▶ [Data rows]

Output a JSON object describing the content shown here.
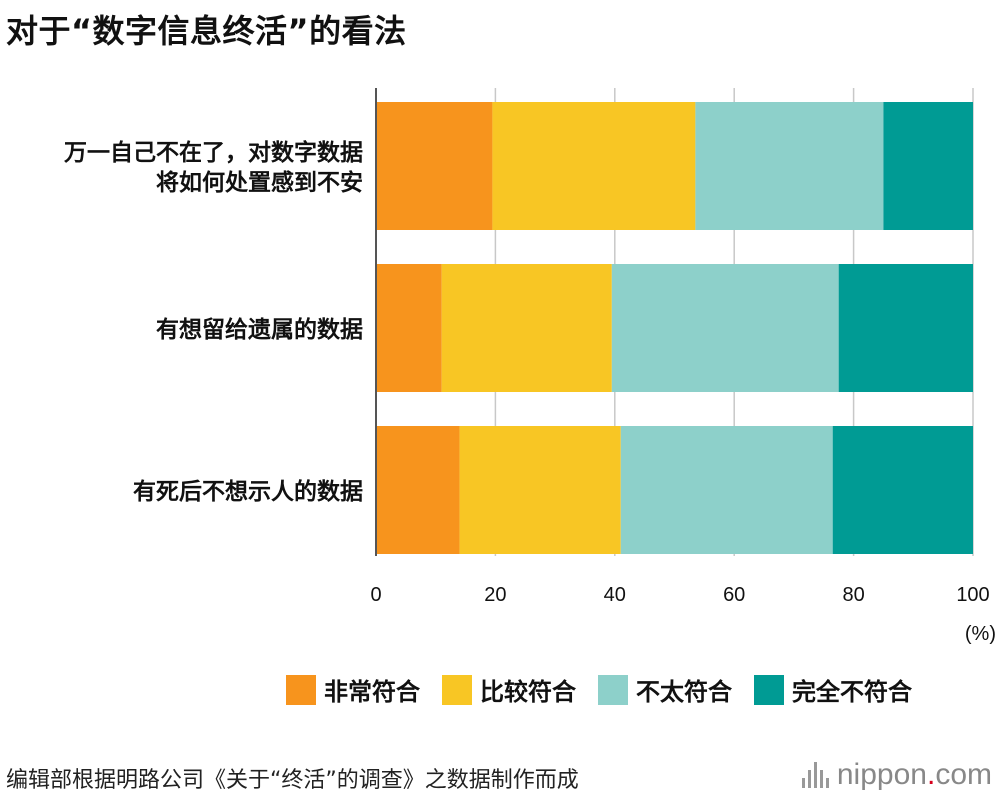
{
  "title": "对于“数字信息终活”的看法",
  "chart_data": {
    "type": "bar",
    "orientation": "horizontal",
    "stacked": true,
    "categories": [
      [
        "万一自己不在了，对数字数据",
        "将如何处置感到不安"
      ],
      [
        "有想留给遗属的数据"
      ],
      [
        "有死后不想示人的数据"
      ]
    ],
    "series": [
      {
        "name": "非常符合",
        "color": "#f7941d",
        "values": [
          19.5,
          11,
          14
        ]
      },
      {
        "name": "比较符合",
        "color": "#f8c624",
        "values": [
          34,
          28.5,
          27
        ]
      },
      {
        "name": "不太符合",
        "color": "#8dd0ca",
        "values": [
          31.5,
          38,
          35.5
        ]
      },
      {
        "name": "完全不符合",
        "color": "#009b94",
        "values": [
          15,
          22.5,
          23.5
        ]
      }
    ],
    "xlim": [
      0,
      100
    ],
    "xticks": [
      0,
      20,
      40,
      60,
      80,
      100
    ],
    "xunit": "(%)",
    "grid": true,
    "legend_position": "bottom-right"
  },
  "footer": {
    "source": "编辑部根据明路公司《关于“终活”的调查》之数据制作而成",
    "brand_main": "nippon",
    "brand_dot": ".",
    "brand_suffix": "com"
  }
}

▶ [Problem details]
Scan the entries above. Copy each line that has the string "name".

▶ [Expected answer]
        "name": "非常符合",
        "name": "比较符合",
        "name": "不太符合",
        "name": "完全不符合",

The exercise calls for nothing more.